[START Input records]

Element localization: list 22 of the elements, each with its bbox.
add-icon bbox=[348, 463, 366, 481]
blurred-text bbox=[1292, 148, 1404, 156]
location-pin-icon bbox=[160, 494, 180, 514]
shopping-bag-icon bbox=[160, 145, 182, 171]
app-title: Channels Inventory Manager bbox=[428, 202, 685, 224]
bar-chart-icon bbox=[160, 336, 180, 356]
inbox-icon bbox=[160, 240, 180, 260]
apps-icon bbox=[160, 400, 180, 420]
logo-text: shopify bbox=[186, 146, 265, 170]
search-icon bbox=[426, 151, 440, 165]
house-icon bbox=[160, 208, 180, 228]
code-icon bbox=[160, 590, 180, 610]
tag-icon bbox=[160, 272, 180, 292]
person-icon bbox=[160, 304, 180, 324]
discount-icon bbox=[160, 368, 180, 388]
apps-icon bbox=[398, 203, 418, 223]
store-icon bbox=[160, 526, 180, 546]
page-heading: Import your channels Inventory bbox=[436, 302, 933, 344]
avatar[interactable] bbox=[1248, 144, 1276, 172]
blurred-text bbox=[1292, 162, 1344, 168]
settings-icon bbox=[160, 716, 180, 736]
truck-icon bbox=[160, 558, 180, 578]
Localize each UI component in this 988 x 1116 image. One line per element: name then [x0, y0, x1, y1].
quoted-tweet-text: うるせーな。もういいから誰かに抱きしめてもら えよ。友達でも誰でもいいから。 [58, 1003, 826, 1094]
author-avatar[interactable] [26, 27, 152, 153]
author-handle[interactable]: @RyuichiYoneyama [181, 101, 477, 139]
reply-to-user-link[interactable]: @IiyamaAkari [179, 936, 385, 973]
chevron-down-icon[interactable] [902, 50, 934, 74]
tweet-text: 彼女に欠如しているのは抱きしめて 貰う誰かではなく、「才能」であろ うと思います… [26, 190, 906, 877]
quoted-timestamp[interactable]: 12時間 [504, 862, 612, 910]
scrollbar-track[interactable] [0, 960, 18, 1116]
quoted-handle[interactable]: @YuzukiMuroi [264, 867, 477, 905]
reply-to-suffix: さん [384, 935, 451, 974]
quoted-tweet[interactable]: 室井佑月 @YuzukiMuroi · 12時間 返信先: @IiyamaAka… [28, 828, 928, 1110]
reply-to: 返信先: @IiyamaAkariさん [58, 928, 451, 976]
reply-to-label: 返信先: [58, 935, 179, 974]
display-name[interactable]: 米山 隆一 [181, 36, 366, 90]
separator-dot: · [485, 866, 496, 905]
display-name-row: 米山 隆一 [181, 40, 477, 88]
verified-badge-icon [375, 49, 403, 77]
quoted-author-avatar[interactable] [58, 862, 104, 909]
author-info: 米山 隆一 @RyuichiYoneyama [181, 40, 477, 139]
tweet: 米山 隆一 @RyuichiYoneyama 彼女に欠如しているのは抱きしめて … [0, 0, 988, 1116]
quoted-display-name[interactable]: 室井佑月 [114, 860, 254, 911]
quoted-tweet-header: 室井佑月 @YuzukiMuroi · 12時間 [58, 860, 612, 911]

[END Input records]

Update the records from the start through the line containing "avatar[interactable] bbox=[1248, 144, 1276, 172]": replace "Channels Inventory Manager" with "Channel Stock Manager" and keep everything else the same. Give only those lines.

Element localization: list 22 of the elements, each with its bbox.
add-icon bbox=[348, 463, 366, 481]
blurred-text bbox=[1292, 148, 1404, 156]
location-pin-icon bbox=[160, 494, 180, 514]
shopping-bag-icon bbox=[160, 145, 182, 171]
app-title: Channel Stock Manager bbox=[428, 202, 685, 224]
bar-chart-icon bbox=[160, 336, 180, 356]
inbox-icon bbox=[160, 240, 180, 260]
apps-icon bbox=[160, 400, 180, 420]
logo-text: shopify bbox=[186, 146, 265, 170]
search-icon bbox=[426, 151, 440, 165]
house-icon bbox=[160, 208, 180, 228]
code-icon bbox=[160, 590, 180, 610]
tag-icon bbox=[160, 272, 180, 292]
person-icon bbox=[160, 304, 180, 324]
discount-icon bbox=[160, 368, 180, 388]
apps-icon bbox=[398, 203, 418, 223]
store-icon bbox=[160, 526, 180, 546]
page-heading: Import your channels Inventory bbox=[436, 302, 933, 344]
avatar[interactable] bbox=[1248, 144, 1276, 172]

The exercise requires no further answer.